There was much argument from Mrs Meyer’s
side about Nico’s alleged attempts over the years to get rid of
Marius as a
trustee – the argument was that Nico had planned
taking control of Mrs Meyer’s affairs long before concluding
the property
transactions, because dealing with Mrs Meyer instead of
with Marius would be easier for Nico. Mrs Meyer’s
concession
in relation to when the possibility of the sale of the
properties first arose (I refer to her evidence below), however, took
the
sting out of this argument.
19.
There was some dispute during the evidence
about who the owner of the Rotsvas shares was at the times relevant
to this action.
Counsel for Mrs Meyer suggested to Nico in
cross-examination that the shares had been held by the Annette Meyer
Family Trust, on
the basis of the Trust’s financial statements
for the year ended 28 February 2010, which reflected that the Trust
held shares
in Rotsvas. Mrs Meyer herself however testified that she
was under the impression that she had been the owner of the shares in
Rotsvas.
20.
Nico was emphatic that the shares in
Rotsvas had always been held by Mrs Meyer, and never by the Annette
Meyer Family Trust. The
financial statements of the Trust to which
counsel referred was, so he testified, merely a draft (a
"mock
up”)

■ RAW RECORDS:
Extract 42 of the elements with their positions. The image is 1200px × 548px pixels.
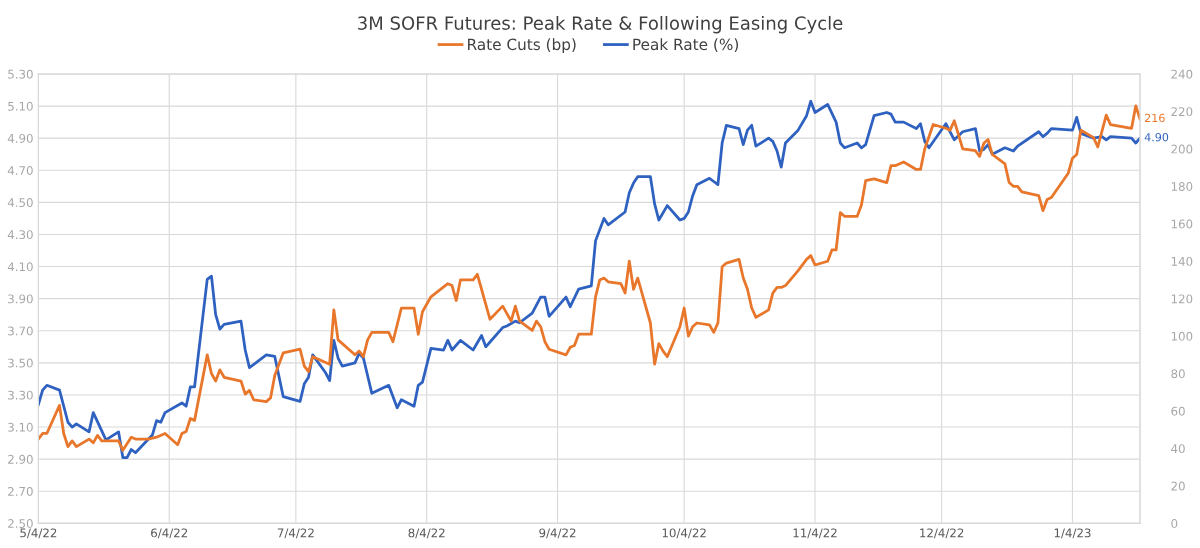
chart-title: 3M SOFR Futures: Peak Rate & Following Easing Cycle — [358, 15, 843, 34]
y2-tick-label: 20 — [1171, 481, 1185, 491]
x-tick-label: 9/4/22 — [539, 528, 576, 539]
data-label: 216 — [1144, 113, 1165, 123]
x-tick-label: 5/4/22 — [20, 528, 57, 539]
y-tick-label: 3.50 — [8, 358, 33, 368]
y2-tick-label: 80 — [1171, 369, 1185, 379]
y2-tick-label: 220 — [1171, 107, 1193, 117]
y2-tick-label: 100 — [1171, 331, 1193, 341]
x-tick-label: 12/4/22 — [920, 528, 964, 539]
y-tick-label: 3.70 — [8, 326, 33, 336]
y-tick-label: 5.10 — [8, 101, 33, 111]
y-tick-label: 2.70 — [8, 486, 33, 496]
y2-tick-label: 180 — [1171, 182, 1193, 191]
y-tick-label: 4.10 — [7, 262, 33, 272]
y-tick-label: 4.90 — [7, 133, 33, 143]
y-tick-label: 3.30 — [8, 390, 33, 400]
y2-tick-label: 40 — [1171, 444, 1185, 454]
x-tick-label: 6/4/22 — [151, 528, 188, 539]
y-tick-label: 2.50 — [8, 519, 33, 528]
y-tick-label: 5.30 — [8, 69, 33, 79]
data-label: 4.90 — [1144, 132, 1169, 142]
y-tick-label: 4.50 — [7, 198, 33, 208]
y2-tick-label: 140 — [1171, 256, 1193, 266]
x-tick-label: 11/4/22 — [793, 528, 837, 539]
x-tick-label: 8/4/22 — [408, 528, 445, 539]
y-tick-label: 4.70 — [7, 165, 33, 175]
legend-label: Peak Rate (%) — [633, 38, 739, 52]
y-tick-label: 3.10 — [8, 422, 33, 432]
y2-tick-label: 200 — [1171, 144, 1193, 154]
y-tick-label: 3.90 — [8, 294, 33, 304]
y2-tick-label: 240 — [1171, 69, 1193, 79]
y2-tick-label: 160 — [1171, 219, 1193, 229]
y-tick-label: 4.30 — [7, 230, 33, 240]
y2-tick-label: 0 — [1171, 519, 1178, 528]
legend-label: Rate Cuts (bp) — [468, 38, 576, 54]
x-tick-label: 1/4/23 — [1054, 528, 1091, 539]
y2-tick-label: 60 — [1171, 406, 1185, 416]
y2-tick-label: 120 — [1171, 294, 1193, 304]
x-tick-label: 7/4/22 — [277, 528, 314, 539]
x-tick-label: 10/4/22 — [662, 528, 706, 539]
y-tick-label: 2.90 — [8, 454, 33, 464]
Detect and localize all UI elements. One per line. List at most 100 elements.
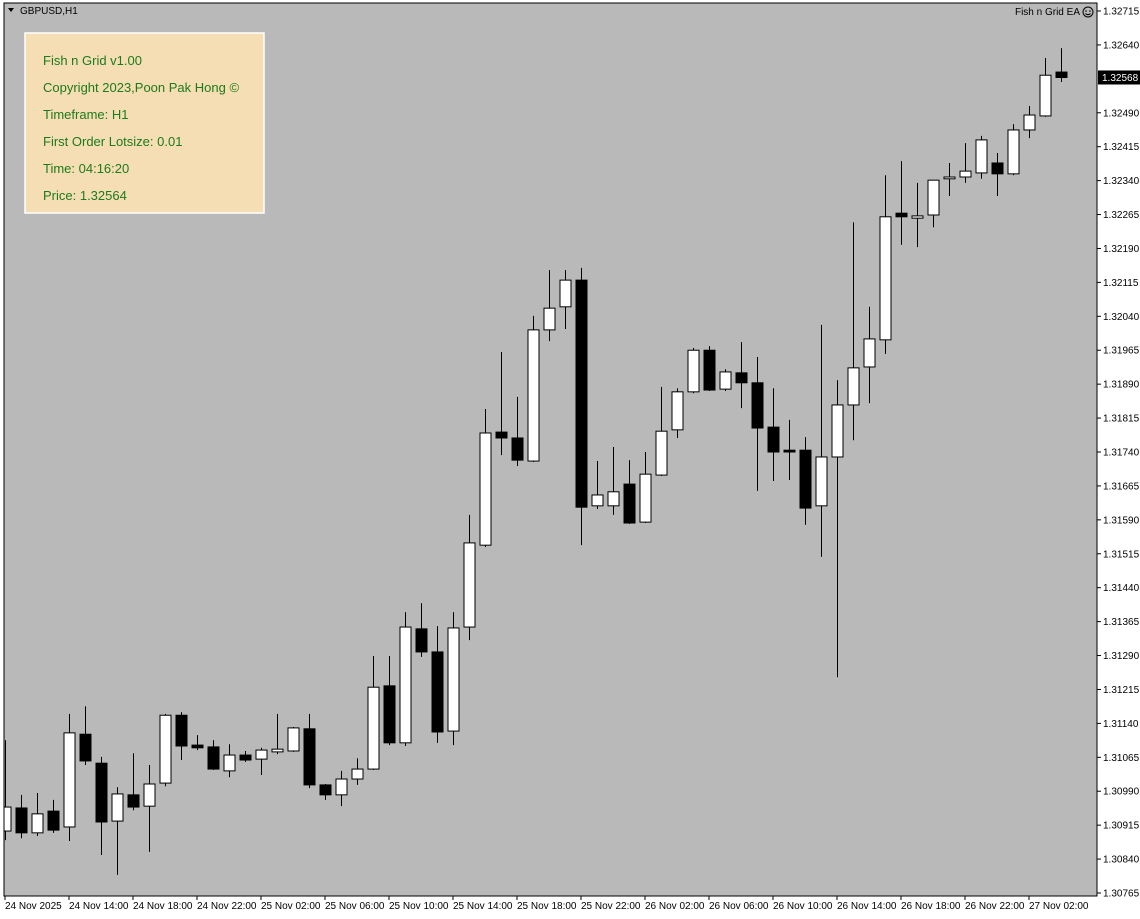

■ SET OF TASKS:
• 1. In the court judgment excerpt, which document did counsel for Mrs Meyer rely on when suggesting that the Annette Meyer Family Trust held the Rotsvas shares?
• 2. Continue the court judgment excerpt on the Rotsvas shares dispute from the point where it stops.

■ RESULTS IN ORDER:
• 1. The Trust's financial statements for the year ended 28 February 2010.

• 2.
which had been prepared in
order to consider
"hoe die state
sal lyk as Rotsvas Ondernemings binne in die Annette Meyer Familie
Trust is" [“how the statements
would look if Rotsvas
Ondernemings was in the Annette Meyer Family Trust”].
Nico had searched for documents, at Mrs
Meyer’s request, to confirm that she was (and had always been)
the shareholder of
Rotsvas. He could not find any document that
proved the contrary.
21.
In February 2011 Marius emigrated to
Canada, and on 6 May 2011 Mr Meyer passed away. It was about
this time that Nico took
over the management of the flats. He also
started assisting Mrs Meyer in other aspects, fulfilling the role
that Marius used to
play. This was the start of what Mrs Meyer
described as Nico’s taking control of her financial and
business affairs
– to her detriment and to his benefit.
22.
In April 2013 Nico drafted a letter in Mrs
Meyer's name on behalf of Rotsvas. In the letter he asked the
company’s auditors,
Jackson Neethling Chartered Accountants
(“Jackson Neethling”) to hand him their file on Rotsvas.
Anton testified that
he remembers fetching the file from Jackson
Neethling and giving it to Nico. Counsel for Mrs Meyer argues
that, while this
letter is on the face of it innocuous, it must be
seen in the bigger context of what Mrs Meyer regards as Nico’s
efforts
to control her business affairs by, amongst other actions,
making himself the custodian of any relevant documentation.
Again,
given Mrs Meyer’s evidence ultimately in respect of how
the sale of the properties came about, the Rotsvas argument does not
take Mrs Meyer’s case much further.
23.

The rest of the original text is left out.